What this task involves -
Report how many lines hold the string "antaen". Give the number and nothing else.

┌────────

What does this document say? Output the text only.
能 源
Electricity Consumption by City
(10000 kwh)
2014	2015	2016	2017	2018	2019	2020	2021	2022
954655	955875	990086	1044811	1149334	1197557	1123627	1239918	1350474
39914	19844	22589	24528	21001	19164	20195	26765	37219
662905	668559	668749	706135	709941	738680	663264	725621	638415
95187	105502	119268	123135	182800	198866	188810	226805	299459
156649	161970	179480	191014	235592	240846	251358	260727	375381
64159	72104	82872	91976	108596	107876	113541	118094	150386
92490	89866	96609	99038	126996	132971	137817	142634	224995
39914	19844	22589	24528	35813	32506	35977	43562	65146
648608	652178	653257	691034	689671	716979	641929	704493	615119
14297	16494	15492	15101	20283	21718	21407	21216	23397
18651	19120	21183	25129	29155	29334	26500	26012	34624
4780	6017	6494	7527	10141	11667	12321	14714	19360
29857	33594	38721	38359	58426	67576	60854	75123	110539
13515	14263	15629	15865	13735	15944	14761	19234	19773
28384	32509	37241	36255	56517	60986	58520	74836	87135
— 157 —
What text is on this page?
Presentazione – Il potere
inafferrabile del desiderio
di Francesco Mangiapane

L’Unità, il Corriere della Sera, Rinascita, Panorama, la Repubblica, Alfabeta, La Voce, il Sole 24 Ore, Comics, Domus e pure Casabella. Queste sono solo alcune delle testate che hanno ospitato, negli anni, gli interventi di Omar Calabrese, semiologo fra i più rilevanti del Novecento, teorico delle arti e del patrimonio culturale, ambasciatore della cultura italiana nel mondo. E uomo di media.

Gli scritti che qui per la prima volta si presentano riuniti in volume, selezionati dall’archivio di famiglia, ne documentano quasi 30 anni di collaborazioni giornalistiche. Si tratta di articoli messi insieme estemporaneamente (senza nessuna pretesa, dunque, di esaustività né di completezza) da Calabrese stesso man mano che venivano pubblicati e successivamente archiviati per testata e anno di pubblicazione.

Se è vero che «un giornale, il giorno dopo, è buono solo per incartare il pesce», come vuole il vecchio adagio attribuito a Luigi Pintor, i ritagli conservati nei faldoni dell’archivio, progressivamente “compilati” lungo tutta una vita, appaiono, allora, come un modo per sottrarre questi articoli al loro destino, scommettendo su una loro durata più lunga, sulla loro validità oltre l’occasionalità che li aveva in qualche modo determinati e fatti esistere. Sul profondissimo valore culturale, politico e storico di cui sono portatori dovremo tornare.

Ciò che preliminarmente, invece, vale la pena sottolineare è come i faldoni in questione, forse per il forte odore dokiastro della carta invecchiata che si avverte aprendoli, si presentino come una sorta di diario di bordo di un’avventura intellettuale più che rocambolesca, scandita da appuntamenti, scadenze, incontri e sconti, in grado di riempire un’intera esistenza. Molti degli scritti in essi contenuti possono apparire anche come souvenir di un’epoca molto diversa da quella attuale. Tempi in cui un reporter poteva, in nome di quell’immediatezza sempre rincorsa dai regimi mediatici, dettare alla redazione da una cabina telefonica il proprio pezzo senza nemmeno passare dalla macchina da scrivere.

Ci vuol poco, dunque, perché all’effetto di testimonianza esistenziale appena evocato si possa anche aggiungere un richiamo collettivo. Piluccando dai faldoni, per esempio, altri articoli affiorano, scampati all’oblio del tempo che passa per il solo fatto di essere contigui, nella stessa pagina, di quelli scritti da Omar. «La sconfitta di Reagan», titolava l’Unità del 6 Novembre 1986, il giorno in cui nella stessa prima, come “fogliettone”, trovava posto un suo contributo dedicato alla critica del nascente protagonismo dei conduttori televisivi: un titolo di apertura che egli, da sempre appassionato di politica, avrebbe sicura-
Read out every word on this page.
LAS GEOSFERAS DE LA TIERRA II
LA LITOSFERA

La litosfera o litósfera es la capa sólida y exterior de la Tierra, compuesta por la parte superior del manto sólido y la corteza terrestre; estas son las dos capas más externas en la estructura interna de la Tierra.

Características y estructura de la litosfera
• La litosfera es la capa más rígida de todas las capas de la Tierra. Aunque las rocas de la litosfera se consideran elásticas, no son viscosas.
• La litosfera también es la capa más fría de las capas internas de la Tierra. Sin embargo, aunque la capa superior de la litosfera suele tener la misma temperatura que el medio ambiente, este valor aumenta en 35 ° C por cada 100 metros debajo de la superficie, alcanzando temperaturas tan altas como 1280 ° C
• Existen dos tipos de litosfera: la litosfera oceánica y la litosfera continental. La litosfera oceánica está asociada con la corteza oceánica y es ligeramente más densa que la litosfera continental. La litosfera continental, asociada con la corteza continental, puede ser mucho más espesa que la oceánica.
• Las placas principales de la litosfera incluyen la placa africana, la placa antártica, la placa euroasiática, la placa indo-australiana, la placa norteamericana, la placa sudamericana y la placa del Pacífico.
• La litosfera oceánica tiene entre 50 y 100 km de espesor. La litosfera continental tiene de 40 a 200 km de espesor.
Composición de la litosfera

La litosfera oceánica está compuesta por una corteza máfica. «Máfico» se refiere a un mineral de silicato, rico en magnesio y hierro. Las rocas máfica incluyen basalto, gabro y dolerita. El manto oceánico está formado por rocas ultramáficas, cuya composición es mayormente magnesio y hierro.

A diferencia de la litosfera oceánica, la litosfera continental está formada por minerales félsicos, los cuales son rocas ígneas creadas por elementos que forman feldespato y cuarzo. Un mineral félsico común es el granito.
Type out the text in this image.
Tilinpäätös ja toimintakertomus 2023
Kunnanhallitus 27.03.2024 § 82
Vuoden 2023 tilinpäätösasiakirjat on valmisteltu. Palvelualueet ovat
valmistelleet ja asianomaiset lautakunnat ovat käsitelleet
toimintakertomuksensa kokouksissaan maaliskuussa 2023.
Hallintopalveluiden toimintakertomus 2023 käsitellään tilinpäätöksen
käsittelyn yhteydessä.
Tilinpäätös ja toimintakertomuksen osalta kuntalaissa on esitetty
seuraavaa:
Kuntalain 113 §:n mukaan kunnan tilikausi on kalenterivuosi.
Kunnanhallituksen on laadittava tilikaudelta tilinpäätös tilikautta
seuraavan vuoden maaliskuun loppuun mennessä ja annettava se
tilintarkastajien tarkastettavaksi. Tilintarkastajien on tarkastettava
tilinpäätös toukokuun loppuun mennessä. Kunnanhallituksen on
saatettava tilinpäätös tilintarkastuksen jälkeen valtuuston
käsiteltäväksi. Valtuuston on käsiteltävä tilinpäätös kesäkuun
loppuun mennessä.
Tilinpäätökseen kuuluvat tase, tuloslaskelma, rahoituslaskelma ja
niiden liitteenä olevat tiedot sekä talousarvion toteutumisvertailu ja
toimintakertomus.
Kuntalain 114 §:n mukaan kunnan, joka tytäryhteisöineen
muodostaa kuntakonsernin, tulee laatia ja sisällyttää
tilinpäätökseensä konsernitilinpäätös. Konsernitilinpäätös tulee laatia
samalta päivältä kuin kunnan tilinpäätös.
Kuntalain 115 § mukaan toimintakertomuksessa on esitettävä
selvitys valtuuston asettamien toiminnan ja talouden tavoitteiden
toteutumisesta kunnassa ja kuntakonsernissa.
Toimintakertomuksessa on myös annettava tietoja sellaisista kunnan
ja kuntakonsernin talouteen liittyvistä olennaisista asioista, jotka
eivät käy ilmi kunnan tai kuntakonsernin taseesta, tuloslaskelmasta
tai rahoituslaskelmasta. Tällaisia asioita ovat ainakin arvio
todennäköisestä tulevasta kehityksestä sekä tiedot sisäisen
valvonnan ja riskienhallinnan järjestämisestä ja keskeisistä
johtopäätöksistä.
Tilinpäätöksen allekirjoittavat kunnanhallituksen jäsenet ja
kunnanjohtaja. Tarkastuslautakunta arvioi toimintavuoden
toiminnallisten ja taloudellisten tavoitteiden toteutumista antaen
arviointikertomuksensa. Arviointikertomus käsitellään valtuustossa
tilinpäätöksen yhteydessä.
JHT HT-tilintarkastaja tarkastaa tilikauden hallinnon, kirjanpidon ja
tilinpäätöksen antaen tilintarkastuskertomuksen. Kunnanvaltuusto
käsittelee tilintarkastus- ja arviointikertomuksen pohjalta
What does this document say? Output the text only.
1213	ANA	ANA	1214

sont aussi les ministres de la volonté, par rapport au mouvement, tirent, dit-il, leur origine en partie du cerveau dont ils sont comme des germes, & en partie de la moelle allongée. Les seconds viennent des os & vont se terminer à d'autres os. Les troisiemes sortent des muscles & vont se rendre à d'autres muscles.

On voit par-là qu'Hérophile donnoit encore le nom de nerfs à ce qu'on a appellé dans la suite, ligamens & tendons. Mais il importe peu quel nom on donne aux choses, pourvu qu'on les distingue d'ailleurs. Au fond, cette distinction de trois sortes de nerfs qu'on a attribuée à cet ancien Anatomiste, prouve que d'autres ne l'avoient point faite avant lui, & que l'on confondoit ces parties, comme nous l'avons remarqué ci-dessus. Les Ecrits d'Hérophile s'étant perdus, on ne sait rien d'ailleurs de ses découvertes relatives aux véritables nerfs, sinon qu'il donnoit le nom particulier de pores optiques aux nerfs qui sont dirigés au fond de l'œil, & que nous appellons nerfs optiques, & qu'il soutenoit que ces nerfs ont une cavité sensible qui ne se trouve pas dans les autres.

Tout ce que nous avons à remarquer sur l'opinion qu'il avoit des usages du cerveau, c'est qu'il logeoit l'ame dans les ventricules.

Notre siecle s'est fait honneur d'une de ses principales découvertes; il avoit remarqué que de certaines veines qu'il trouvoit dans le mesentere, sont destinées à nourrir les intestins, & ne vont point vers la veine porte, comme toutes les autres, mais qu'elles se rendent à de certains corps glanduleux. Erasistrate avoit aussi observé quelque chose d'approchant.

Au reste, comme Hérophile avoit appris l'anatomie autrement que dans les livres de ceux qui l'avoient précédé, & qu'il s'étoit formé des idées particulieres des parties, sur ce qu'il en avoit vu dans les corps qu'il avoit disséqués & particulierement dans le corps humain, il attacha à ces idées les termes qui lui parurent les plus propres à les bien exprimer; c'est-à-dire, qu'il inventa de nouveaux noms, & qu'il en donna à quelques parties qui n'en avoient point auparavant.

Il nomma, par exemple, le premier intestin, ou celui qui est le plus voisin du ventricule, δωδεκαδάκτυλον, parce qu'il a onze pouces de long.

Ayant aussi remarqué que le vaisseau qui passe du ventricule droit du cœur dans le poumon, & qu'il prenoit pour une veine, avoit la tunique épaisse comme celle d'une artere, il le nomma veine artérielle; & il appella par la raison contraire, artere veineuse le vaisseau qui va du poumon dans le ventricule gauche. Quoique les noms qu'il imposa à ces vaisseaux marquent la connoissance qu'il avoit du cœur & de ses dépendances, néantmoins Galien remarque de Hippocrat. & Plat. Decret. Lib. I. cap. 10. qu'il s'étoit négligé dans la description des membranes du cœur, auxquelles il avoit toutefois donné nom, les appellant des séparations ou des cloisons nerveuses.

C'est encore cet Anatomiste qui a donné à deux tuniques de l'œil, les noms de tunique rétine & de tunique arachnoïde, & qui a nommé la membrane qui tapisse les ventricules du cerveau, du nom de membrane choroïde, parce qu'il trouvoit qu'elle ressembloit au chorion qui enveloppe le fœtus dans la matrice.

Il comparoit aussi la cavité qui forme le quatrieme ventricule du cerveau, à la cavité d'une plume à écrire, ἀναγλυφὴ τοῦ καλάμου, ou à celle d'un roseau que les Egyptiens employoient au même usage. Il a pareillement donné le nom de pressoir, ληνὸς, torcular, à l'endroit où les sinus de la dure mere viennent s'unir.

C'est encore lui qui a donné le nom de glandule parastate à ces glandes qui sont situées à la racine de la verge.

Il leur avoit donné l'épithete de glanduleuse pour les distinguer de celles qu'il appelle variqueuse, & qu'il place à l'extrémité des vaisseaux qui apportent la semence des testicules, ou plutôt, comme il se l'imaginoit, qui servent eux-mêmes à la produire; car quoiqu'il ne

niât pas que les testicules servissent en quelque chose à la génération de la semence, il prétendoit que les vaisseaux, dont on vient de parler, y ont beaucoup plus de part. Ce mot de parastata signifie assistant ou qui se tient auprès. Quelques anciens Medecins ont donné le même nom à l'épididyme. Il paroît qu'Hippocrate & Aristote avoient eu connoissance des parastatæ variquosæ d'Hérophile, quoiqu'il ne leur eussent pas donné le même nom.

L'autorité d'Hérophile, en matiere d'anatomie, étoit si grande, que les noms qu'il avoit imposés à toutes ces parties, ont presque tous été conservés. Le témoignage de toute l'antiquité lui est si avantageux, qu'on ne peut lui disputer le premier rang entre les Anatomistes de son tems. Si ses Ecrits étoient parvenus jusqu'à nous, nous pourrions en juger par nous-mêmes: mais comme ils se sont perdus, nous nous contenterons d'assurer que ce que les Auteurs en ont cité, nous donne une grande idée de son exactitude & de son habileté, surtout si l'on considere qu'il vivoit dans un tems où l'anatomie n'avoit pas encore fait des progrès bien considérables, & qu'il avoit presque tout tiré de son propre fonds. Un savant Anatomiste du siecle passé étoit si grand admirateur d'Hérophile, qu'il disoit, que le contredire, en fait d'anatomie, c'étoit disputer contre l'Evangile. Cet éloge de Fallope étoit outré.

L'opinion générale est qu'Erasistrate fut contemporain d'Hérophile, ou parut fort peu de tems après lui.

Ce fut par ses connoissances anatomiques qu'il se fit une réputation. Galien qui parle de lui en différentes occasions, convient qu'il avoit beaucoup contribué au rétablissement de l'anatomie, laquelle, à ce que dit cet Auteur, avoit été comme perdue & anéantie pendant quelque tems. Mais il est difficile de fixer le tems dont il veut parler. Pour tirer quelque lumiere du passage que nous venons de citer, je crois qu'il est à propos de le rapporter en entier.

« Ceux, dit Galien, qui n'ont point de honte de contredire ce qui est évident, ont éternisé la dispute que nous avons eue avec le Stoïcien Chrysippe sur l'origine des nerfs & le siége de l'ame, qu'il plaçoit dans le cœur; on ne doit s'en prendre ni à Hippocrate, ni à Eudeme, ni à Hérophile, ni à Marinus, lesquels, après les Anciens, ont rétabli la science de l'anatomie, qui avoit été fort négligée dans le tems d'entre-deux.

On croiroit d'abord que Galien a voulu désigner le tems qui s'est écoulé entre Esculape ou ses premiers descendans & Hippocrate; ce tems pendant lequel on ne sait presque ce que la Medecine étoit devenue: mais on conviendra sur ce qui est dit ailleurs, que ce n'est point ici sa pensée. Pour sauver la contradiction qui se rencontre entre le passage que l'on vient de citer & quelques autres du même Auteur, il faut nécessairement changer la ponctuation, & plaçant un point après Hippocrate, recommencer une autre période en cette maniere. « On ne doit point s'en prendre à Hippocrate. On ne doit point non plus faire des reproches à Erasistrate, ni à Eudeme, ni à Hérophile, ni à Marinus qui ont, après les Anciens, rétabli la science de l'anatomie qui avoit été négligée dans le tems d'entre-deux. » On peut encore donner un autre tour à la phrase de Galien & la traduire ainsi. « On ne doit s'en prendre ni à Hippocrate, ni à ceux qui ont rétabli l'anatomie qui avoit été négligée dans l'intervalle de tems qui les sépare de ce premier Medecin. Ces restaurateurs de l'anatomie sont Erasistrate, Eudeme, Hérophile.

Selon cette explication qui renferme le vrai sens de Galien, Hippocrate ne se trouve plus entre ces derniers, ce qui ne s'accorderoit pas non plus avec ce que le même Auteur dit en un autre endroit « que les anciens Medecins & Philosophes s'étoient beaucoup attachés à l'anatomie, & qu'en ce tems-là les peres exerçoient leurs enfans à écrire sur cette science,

└────────

Correct response -
2